▸ Stored data:

####

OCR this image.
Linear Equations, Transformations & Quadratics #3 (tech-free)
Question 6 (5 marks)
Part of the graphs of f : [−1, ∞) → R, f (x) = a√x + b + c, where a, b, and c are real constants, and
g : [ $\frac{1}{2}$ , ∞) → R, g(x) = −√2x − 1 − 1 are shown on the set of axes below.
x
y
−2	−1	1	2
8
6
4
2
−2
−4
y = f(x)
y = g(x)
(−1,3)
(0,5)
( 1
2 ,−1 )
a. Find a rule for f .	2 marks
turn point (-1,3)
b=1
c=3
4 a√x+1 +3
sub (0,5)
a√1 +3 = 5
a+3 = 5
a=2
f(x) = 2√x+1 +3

####

▸ What to work on:
Report how many lines of the preceding records include "marks". Output the number only.

▸ Exercise result:
2